| GOAL |
In the pomegranate piece below, where does the recipe say to place the bowl of pomegranate seeds?

Well, reader, you will obviously be expecting a Christmas pomegranate recipe so I’ll give you one, my favorite, but this only started my thoughts for a blog.
Seed a pomegranate, rinse and drain. Pour them, sparkling red, into a small, colorful Christmas bowl, place that in the center of an appetizer platter with all your other favorite Christmas snacks, add a cute spoon, and watch them disappear!
Even though I looked up the easiest way to seed a pomegranate on Google, it was still time-consuming – though not nearly as much as the old way I was doing it before! (Old way: peeling random sections of skin off, gently digging into a seed section, peeling off pulp, and so forth).
I got to thinking about things that take a lot of your time, but are worth the result – both in color and flavor, like pomegranates! There are a lot of these, but one of my favorites under this category is marriage.

| DATA EXTRACT |
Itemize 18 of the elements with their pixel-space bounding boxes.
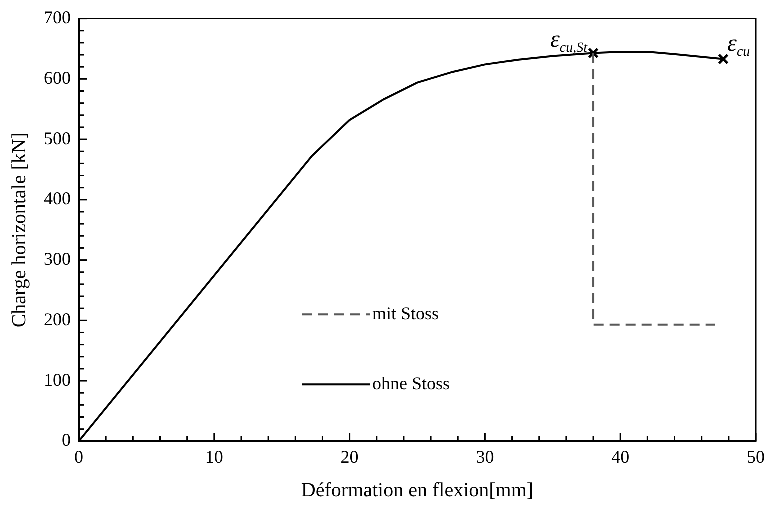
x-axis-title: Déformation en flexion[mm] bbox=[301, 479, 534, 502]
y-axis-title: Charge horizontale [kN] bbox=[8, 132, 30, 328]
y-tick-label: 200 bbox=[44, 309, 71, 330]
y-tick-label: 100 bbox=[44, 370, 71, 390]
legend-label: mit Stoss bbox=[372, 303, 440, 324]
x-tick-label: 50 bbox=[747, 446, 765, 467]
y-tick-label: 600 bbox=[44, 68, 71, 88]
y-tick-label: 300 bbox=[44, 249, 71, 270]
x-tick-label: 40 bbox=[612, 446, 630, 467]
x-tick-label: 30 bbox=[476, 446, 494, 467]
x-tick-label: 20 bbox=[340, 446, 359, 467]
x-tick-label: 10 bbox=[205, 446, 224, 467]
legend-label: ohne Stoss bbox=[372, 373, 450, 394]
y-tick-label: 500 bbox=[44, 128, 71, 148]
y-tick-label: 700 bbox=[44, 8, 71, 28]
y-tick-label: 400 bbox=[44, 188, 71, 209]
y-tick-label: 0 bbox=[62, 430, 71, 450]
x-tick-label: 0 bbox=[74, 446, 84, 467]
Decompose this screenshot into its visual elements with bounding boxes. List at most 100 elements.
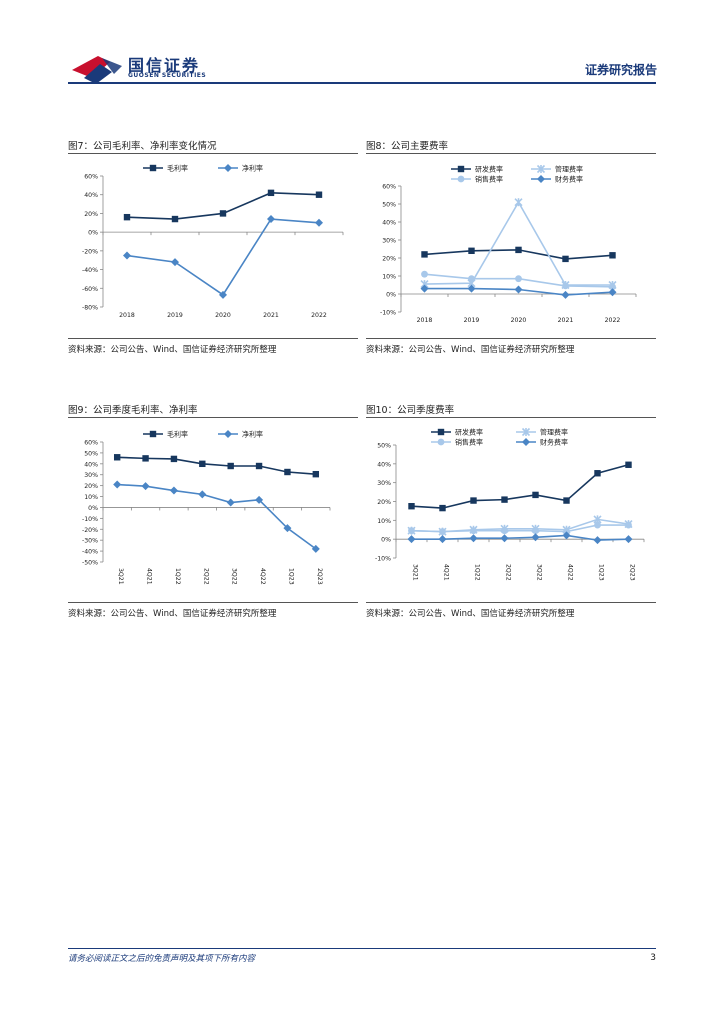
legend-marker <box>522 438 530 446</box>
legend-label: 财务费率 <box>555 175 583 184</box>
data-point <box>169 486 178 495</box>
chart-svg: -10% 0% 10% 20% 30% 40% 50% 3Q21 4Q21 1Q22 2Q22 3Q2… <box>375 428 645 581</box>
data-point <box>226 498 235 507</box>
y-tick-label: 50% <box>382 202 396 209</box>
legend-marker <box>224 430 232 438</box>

| WRITTEN REPLY |
In the center of an appetizer platter, with all your other favorite Christmas snacks.